#### TASK STATEMENT
From the entries provided below, copy each line that contains the word "value".

#### EXTRACTED MATERIAL
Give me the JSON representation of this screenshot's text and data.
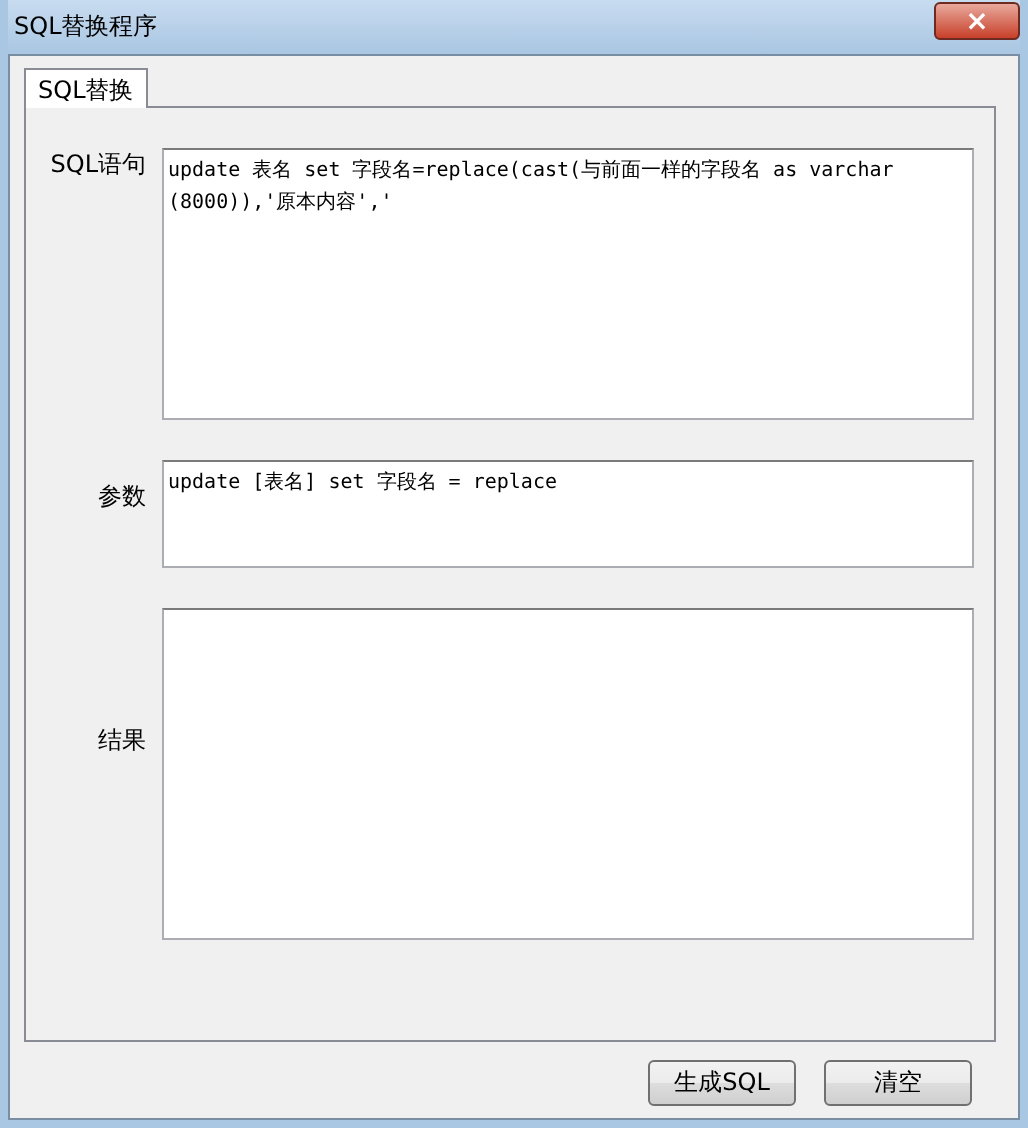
{
  "window": {
    "title": "SQL替换程序",
    "close": "×"
  },
  "tabs": [
    {
      "label": "SQL替换",
      "selected": true
    }
  ],
  "fields": [
    {
      "label": "SQL语句",
      "value": "update 表名 set 字段名=replace(cast(与前面一样的字段名 as varchar (8000)),'原本内容','"
    },
    {
      "label": "参数",
      "value": "update [表名] set 字段名 = replace"
    },
    {
      "label": "结果"
    }
  ],
  "buttons": [
    "生成SQL",
    "清空"
  ]
}
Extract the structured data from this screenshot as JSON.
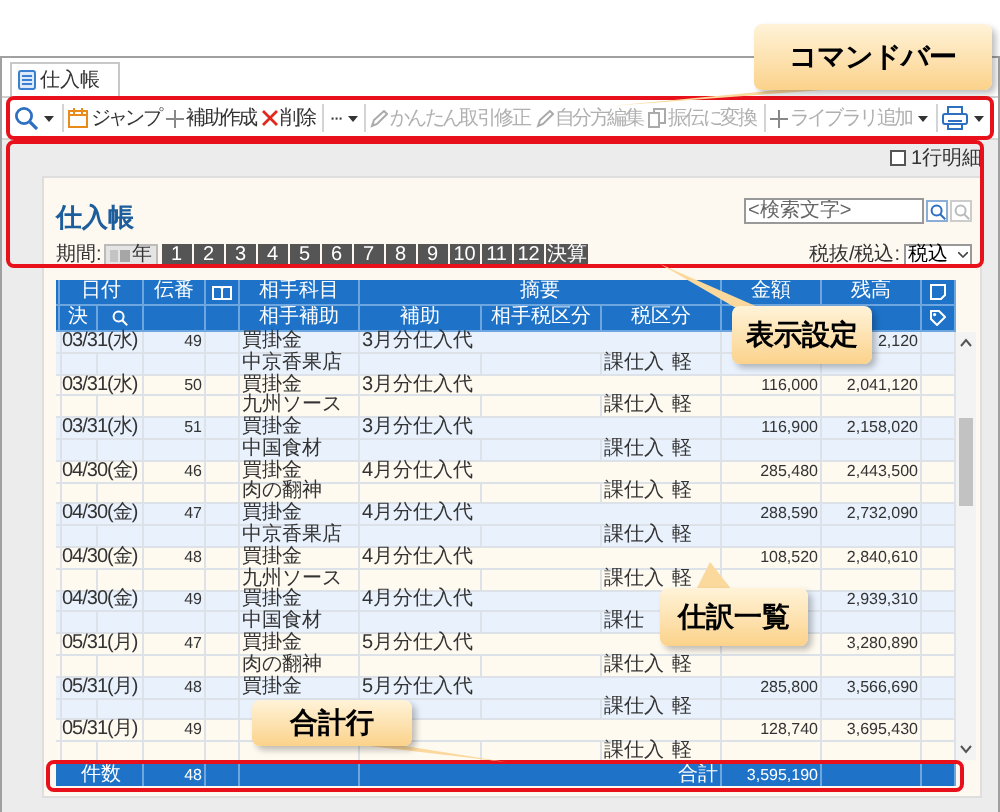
{
  "window": {
    "tab": {
      "label": "仕入帳"
    }
  },
  "toolbar": [
    {
      "kind": "search",
      "dropdown": true,
      "disabled": false
    },
    {
      "kind": "calendar",
      "label": "ジャンプ",
      "dropdown": false,
      "disabled": false
    },
    {
      "kind": "plus",
      "label": "補助作成",
      "dropdown": false,
      "disabled": false
    },
    {
      "kind": "cross",
      "label": "削除",
      "dropdown": false,
      "disabled": false
    },
    {
      "kind": "more",
      "label": "···",
      "dropdown": true,
      "disabled": false
    },
    {
      "kind": "pencil",
      "label": "かんたん取引修正",
      "dropdown": false,
      "disabled": true
    },
    {
      "kind": "pencil",
      "label": "自分方編集",
      "dropdown": false,
      "disabled": true
    },
    {
      "kind": "copy",
      "label": "振伝に変換",
      "dropdown": false,
      "disabled": true
    },
    {
      "kind": "plus",
      "label": "ライブラリ追加",
      "dropdown": true,
      "disabled": true
    },
    {
      "kind": "printer",
      "dropdown": true,
      "disabled": false
    }
  ],
  "display_settings": {
    "detail_toggle": {
      "label": "1行明細",
      "checked": false
    },
    "title": "仕入帳",
    "search": {
      "placeholder": "<検索文字>"
    },
    "period": {
      "label": "期間:",
      "year": "年",
      "months": [
        "1",
        "2",
        "3",
        "4",
        "5",
        "6",
        "7",
        "8",
        "9",
        "10",
        "11",
        "12",
        "決算"
      ]
    },
    "tax_mode": {
      "label": "税抜/税込:",
      "value": "税込"
    }
  },
  "ledger": {
    "header_top": [
      "日付",
      "伝番",
      "相手科目",
      "摘要",
      "金額",
      "残高"
    ],
    "header_bottom": [
      "決",
      "相手補助",
      "補助",
      "相手税区分",
      "税区分"
    ],
    "rows": [
      {
        "date": "03/31(水)",
        "no": "49",
        "account": "買掛金",
        "description": "3月分仕入代",
        "balance": "2,120",
        "partner": "中京香果店",
        "tax": "課仕入",
        "rate": "軽"
      },
      {
        "date": "03/31(水)",
        "no": "50",
        "account": "買掛金",
        "description": "3月分仕入代",
        "amount": "116,000",
        "balance": "2,041,120",
        "partner": "九州ソース",
        "tax": "課仕入",
        "rate": "軽"
      },
      {
        "date": "03/31(水)",
        "no": "51",
        "account": "買掛金",
        "description": "3月分仕入代",
        "amount": "116,900",
        "balance": "2,158,020",
        "partner": "中国食材",
        "tax": "課仕入",
        "rate": "軽"
      },
      {
        "date": "04/30(金)",
        "no": "46",
        "account": "買掛金",
        "description": "4月分仕入代",
        "amount": "285,480",
        "balance": "2,443,500",
        "partner": "肉の翻神",
        "tax": "課仕入",
        "rate": "軽"
      },
      {
        "date": "04/30(金)",
        "no": "47",
        "account": "買掛金",
        "description": "4月分仕入代",
        "amount": "288,590",
        "balance": "2,732,090",
        "partner": "中京香果店",
        "tax": "課仕入",
        "rate": "軽"
      },
      {
        "date": "04/30(金)",
        "no": "48",
        "account": "買掛金",
        "description": "4月分仕入代",
        "amount": "108,520",
        "balance": "2,840,610",
        "partner": "九州ソース",
        "tax": "課仕入",
        "rate": "軽"
      },
      {
        "date": "04/30(金)",
        "no": "49",
        "account": "買掛金",
        "description": "4月分仕入代",
        "balance": "2,939,310",
        "partner": "中国食材",
        "tax": "課仕"
      },
      {
        "date": "05/31(月)",
        "no": "47",
        "account": "買掛金",
        "description": "5月分仕入代",
        "balance": "3,280,890",
        "partner": "肉の翻神",
        "tax": "課仕入",
        "rate": "軽"
      },
      {
        "date": "05/31(月)",
        "no": "48",
        "account": "買掛金",
        "description": "5月分仕入代",
        "amount": "285,800",
        "balance": "3,566,690",
        "tax": "課仕入",
        "rate": "軽"
      },
      {
        "date": "05/31(月)",
        "no": "49",
        "amount": "128,740",
        "balance": "3,695,430",
        "tax": "課仕入",
        "rate": "軽"
      }
    ],
    "total": {
      "count_label": "件数",
      "count": "48",
      "sum_label": "合計",
      "amount": "3,595,190"
    }
  },
  "callouts": [
    {
      "kind": "toolbar",
      "text": "コマンドバー"
    },
    {
      "kind": "settings",
      "text": "表示設定"
    },
    {
      "kind": "list",
      "text": "仕訳一覧"
    },
    {
      "kind": "total",
      "text": "合計行"
    }
  ]
}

#### TASK OUTPUT
      "value": "update 表名 set 字段名=replace(cast(与前面一样的字段名 as varchar (8000)),'原本内容','"
      "value": "update [表名] set 字段名 = replace"
      "value": "税込"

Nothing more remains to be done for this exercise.